- **TASK INPUT**:
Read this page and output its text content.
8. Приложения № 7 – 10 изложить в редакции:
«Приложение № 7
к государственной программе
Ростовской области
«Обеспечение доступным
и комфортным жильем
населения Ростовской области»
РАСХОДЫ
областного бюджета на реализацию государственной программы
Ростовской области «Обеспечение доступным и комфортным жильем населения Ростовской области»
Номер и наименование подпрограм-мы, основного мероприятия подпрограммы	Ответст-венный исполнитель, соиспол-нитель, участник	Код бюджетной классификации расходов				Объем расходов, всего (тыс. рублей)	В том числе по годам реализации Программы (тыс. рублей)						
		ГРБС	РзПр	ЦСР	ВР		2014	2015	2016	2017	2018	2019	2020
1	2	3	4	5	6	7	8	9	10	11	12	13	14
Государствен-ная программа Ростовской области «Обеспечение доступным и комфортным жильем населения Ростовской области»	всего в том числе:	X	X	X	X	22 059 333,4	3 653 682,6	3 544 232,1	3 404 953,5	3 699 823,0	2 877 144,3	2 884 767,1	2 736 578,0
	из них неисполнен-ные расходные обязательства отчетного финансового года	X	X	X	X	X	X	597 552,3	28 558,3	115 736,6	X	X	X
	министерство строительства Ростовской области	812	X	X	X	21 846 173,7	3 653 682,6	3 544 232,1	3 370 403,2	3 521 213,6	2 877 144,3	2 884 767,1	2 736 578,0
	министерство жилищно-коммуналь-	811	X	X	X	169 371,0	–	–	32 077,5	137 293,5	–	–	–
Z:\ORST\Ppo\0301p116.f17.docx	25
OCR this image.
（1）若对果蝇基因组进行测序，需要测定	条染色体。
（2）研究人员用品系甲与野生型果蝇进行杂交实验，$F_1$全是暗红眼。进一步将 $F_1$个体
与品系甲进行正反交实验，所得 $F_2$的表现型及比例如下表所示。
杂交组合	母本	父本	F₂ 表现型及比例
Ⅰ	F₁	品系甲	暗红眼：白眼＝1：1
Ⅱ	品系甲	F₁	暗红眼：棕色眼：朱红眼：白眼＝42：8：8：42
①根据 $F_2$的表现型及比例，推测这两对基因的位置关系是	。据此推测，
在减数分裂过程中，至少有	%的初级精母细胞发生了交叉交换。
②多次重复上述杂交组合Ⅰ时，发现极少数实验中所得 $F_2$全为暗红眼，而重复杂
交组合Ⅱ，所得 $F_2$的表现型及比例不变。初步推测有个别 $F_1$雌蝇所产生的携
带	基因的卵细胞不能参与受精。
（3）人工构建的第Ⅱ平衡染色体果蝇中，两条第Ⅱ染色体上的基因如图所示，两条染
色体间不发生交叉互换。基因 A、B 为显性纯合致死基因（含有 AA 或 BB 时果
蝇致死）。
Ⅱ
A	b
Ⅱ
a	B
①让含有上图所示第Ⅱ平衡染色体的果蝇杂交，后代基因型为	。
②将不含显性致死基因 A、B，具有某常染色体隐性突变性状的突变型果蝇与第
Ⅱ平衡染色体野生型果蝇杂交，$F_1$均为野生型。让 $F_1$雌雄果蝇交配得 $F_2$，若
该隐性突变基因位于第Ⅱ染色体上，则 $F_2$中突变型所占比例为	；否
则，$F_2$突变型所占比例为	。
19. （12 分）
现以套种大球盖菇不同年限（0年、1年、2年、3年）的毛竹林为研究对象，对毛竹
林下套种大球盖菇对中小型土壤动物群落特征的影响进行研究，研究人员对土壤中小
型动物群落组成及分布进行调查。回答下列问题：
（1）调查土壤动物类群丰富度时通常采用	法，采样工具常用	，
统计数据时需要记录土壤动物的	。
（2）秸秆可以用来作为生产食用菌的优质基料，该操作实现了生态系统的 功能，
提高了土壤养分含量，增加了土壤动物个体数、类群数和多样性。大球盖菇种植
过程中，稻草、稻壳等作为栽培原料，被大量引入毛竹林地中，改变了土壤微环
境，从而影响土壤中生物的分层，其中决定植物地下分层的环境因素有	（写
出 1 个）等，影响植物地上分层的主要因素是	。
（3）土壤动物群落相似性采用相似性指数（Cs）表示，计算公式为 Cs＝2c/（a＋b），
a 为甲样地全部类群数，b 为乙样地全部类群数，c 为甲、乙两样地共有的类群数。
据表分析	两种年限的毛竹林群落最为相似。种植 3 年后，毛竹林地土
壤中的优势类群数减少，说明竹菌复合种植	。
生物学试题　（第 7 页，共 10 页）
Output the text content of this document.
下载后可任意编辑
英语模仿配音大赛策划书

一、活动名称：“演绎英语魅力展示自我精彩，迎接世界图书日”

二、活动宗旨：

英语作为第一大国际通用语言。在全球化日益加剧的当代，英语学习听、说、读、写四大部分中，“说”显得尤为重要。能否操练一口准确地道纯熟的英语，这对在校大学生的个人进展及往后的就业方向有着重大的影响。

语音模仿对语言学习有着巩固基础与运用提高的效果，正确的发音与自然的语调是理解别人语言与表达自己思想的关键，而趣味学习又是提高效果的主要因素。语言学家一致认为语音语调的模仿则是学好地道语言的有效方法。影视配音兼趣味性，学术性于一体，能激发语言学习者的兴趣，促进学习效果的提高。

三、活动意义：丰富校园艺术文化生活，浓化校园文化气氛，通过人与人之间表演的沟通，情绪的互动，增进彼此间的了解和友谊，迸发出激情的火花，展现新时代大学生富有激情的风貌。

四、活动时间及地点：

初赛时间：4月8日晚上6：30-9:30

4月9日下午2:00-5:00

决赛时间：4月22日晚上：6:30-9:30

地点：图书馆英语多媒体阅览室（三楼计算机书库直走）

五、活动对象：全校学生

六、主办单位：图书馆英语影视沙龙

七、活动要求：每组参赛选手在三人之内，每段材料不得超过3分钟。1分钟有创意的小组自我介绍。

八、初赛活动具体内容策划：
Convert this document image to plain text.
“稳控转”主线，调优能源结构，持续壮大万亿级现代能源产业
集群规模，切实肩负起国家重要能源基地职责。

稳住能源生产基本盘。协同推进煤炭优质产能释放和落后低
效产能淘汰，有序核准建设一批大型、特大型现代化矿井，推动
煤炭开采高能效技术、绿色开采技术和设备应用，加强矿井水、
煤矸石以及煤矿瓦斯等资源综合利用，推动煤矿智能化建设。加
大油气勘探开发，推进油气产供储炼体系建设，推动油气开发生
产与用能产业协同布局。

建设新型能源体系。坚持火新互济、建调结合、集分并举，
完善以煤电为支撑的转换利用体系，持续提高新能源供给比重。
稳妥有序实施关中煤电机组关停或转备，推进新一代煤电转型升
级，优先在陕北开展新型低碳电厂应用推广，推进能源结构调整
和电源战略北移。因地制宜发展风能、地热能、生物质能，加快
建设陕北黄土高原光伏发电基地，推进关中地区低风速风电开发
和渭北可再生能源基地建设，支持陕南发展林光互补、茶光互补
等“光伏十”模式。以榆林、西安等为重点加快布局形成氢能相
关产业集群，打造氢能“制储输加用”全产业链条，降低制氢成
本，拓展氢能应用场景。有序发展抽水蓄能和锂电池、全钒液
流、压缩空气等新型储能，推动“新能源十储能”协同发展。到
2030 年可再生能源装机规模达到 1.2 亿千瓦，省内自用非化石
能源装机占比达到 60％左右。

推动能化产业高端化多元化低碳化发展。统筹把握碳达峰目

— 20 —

- **EXERCISE**: Copy each line of the records that contains the word "населения".

- **COMPLETED TASK**:
населения Ростовской области»
Ростовской области «Обеспечение доступным и комфортным жильем населения Ростовской области»
Государствен-ная программа Ростовской области «Обеспечение доступным и комфортным жильем населения Ростовской области»	всего в том числе:	X	X	X	X	22 059 333,4	3 653 682,6	3 544 232,1	3 404 953,5	3 699 823,0	2 877 144,3	2 884 767,1	2 736 578,0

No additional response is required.